> Available records:
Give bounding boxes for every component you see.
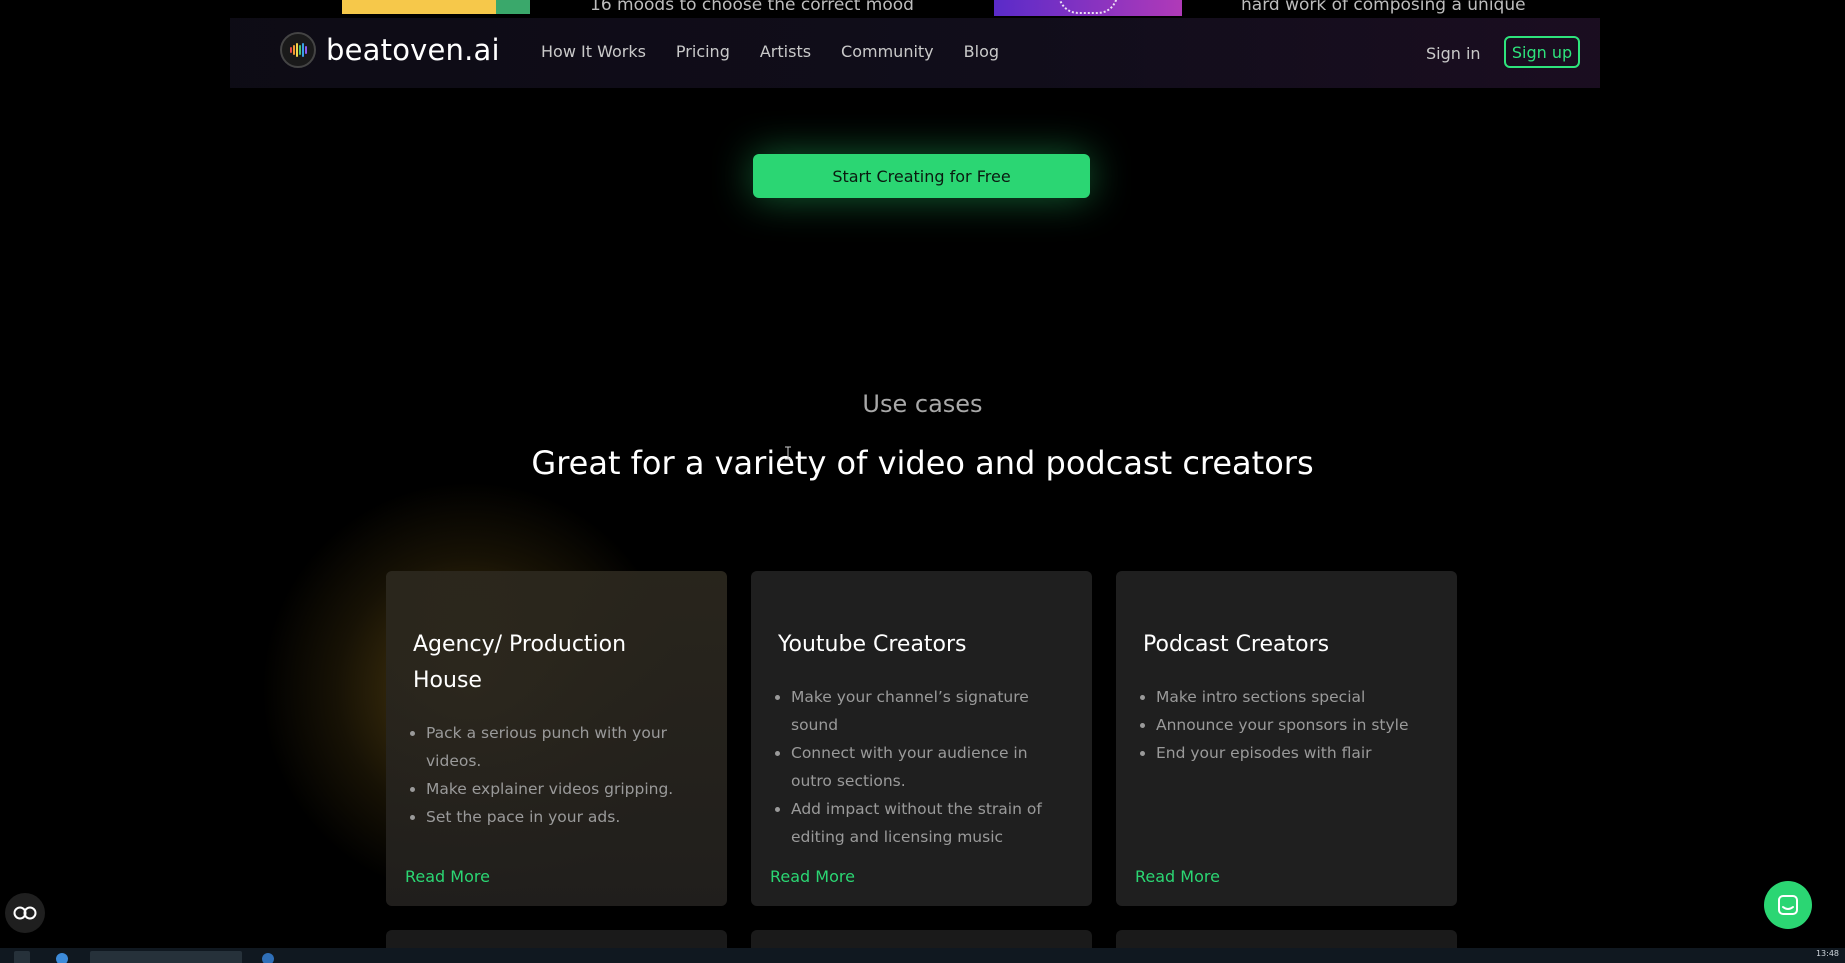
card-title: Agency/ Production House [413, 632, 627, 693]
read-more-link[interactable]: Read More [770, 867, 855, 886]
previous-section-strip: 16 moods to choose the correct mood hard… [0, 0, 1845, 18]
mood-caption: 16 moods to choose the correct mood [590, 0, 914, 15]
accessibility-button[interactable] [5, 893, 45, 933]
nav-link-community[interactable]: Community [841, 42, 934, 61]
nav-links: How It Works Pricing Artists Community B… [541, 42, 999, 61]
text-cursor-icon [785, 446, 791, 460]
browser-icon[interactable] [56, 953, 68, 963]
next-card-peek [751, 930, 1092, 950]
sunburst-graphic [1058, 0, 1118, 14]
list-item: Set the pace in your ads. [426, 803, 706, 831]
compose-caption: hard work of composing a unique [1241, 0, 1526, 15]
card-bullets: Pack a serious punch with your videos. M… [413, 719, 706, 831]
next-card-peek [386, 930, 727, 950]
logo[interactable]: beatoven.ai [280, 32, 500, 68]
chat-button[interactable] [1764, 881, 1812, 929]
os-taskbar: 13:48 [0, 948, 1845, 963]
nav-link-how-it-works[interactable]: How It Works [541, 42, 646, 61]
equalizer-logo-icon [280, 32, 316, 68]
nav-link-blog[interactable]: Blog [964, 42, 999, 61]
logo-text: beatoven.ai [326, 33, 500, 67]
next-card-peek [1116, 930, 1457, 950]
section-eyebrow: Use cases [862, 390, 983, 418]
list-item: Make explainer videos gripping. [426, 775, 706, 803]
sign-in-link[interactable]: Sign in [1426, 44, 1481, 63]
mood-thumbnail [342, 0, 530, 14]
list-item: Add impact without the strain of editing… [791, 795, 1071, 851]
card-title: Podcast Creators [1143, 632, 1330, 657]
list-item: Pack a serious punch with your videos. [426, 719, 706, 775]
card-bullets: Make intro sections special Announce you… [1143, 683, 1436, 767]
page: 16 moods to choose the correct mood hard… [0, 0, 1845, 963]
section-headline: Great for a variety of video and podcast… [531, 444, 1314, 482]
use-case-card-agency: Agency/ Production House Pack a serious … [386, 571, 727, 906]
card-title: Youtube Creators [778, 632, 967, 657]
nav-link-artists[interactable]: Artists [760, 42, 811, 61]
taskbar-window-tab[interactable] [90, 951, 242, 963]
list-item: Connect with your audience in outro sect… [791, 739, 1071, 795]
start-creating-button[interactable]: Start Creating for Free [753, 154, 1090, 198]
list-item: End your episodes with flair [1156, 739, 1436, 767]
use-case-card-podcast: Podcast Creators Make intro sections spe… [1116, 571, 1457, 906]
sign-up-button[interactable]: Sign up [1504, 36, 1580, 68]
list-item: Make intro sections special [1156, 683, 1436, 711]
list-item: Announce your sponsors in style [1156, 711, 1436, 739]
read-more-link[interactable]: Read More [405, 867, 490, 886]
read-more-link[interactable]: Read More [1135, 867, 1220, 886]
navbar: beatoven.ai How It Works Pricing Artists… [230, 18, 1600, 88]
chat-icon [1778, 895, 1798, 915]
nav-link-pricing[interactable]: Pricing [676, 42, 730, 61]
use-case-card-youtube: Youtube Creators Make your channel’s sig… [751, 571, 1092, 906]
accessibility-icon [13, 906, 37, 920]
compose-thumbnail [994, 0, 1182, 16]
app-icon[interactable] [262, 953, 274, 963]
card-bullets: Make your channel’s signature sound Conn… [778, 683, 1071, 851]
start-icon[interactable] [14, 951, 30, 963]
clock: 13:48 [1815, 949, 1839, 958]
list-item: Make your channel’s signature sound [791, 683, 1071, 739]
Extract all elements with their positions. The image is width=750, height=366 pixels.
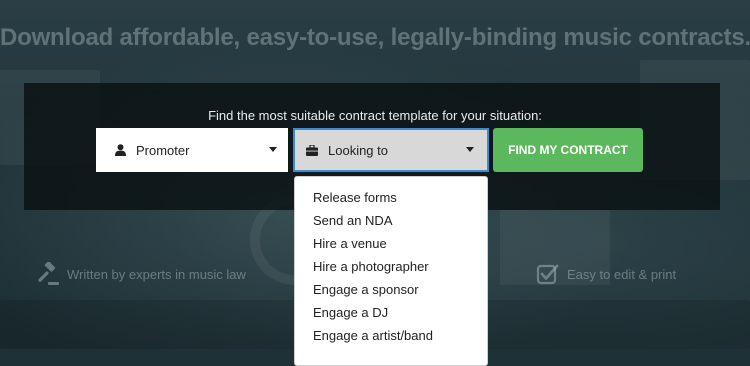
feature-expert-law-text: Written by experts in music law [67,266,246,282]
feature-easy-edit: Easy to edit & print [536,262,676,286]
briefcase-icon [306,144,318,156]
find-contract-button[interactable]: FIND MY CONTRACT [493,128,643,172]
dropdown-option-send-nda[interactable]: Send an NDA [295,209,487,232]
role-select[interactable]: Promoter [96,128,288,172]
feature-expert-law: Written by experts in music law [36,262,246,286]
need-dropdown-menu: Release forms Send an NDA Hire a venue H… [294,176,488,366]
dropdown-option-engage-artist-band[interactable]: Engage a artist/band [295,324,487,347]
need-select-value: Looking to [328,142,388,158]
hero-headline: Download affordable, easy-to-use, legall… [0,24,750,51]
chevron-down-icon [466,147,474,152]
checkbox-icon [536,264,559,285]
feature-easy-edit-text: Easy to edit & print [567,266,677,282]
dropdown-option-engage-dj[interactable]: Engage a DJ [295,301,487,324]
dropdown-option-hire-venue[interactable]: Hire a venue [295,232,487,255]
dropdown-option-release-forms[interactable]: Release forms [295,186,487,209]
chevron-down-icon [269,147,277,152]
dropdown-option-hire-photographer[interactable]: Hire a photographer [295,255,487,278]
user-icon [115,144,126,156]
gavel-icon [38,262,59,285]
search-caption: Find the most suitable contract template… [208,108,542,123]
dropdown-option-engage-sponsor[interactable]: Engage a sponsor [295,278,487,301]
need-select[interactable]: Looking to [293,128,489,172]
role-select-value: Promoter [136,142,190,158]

...

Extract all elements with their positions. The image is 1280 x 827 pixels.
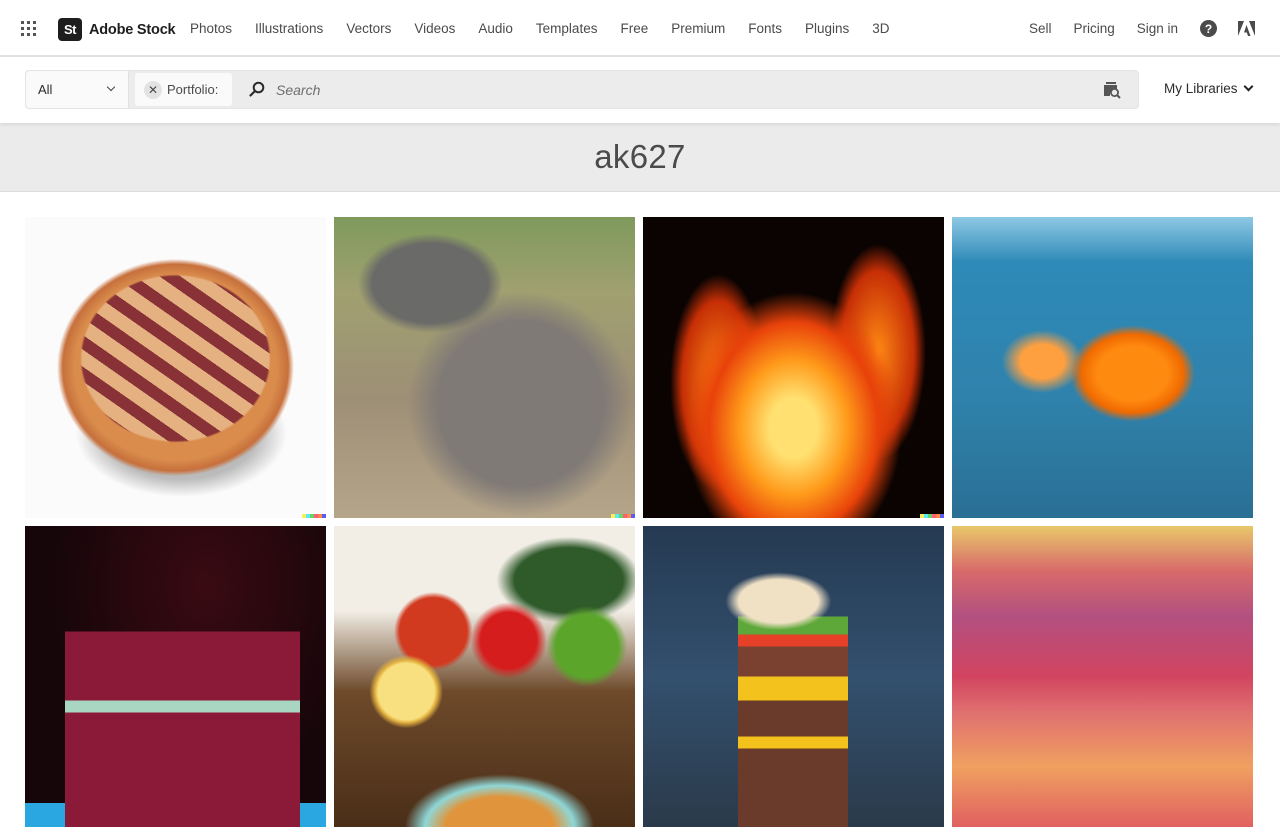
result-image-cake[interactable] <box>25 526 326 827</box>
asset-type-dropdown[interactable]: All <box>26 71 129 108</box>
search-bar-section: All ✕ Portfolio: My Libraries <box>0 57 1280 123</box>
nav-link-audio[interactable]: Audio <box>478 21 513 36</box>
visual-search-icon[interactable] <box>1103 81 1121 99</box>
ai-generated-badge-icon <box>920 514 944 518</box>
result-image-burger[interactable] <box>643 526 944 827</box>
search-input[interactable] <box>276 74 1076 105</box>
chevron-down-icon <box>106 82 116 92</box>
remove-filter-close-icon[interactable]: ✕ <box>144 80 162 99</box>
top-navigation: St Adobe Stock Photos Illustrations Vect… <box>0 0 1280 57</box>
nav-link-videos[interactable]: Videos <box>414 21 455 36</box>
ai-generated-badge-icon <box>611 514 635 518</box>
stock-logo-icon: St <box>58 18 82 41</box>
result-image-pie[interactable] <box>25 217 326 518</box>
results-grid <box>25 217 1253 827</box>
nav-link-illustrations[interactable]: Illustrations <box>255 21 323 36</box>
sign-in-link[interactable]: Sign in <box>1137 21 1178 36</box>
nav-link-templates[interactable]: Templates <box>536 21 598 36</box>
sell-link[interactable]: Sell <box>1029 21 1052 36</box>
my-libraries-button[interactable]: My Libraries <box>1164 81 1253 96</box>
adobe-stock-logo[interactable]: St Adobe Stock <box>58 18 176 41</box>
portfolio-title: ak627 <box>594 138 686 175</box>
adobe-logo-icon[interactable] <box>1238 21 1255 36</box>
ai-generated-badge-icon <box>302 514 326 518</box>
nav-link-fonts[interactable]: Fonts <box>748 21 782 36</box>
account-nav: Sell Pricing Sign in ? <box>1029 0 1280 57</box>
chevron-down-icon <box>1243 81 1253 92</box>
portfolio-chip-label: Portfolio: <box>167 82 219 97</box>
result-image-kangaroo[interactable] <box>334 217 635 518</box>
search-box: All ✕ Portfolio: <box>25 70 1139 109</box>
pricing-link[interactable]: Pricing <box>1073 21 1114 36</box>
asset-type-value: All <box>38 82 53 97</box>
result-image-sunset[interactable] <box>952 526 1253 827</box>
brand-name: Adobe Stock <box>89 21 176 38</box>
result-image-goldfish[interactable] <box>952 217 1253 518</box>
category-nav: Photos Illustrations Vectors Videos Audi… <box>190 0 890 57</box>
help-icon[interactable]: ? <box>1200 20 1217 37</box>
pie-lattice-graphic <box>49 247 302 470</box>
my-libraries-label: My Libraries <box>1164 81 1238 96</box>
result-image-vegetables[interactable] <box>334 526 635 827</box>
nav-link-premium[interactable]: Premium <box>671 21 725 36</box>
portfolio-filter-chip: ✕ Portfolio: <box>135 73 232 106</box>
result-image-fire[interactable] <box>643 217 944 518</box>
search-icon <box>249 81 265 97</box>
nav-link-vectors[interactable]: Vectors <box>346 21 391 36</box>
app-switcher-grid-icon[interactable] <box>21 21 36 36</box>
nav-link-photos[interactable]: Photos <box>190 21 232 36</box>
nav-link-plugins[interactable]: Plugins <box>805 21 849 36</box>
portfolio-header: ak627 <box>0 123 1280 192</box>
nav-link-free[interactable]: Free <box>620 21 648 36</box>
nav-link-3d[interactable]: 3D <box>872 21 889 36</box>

> Task instructions:
Please rewrite the entries from the line containing "result-image-cake[interactable] <box>25 526" through the line containing "portfolio-title: ak627 <box>594", replacing "burger" with "sandwich" and leaving everything else unchanged. Give only those lines.

> Final result:
result-image-cake[interactable] <box>25 526 326 827</box>
asset-type-dropdown[interactable]: All <box>26 71 129 108</box>
search-bar-section: All ✕ Portfolio: My Libraries <box>0 57 1280 123</box>
nav-link-audio[interactable]: Audio <box>478 21 513 36</box>
visual-search-icon[interactable] <box>1103 81 1121 99</box>
ai-generated-badge-icon <box>920 514 944 518</box>
result-image-sandwich[interactable] <box>643 526 944 827</box>
search-input[interactable] <box>276 74 1076 105</box>
chevron-down-icon <box>106 82 116 92</box>
remove-filter-close-icon[interactable]: ✕ <box>144 80 162 99</box>
top-navigation: St Adobe Stock Photos Illustrations Vect… <box>0 0 1280 57</box>
nav-link-videos[interactable]: Videos <box>414 21 455 36</box>
ai-generated-badge-icon <box>611 514 635 518</box>
stock-logo-icon: St <box>58 18 82 41</box>
result-image-pie[interactable] <box>25 217 326 518</box>
results-grid <box>25 217 1253 827</box>
nav-link-illustrations[interactable]: Illustrations <box>255 21 323 36</box>
sign-in-link[interactable]: Sign in <box>1137 21 1178 36</box>
nav-link-templates[interactable]: Templates <box>536 21 598 36</box>
sell-link[interactable]: Sell <box>1029 21 1052 36</box>
my-libraries-button[interactable]: My Libraries <box>1164 81 1253 96</box>
adobe-stock-logo[interactable]: St Adobe Stock <box>58 18 176 41</box>
portfolio-title: ak627 <box>594 138 686 175</box>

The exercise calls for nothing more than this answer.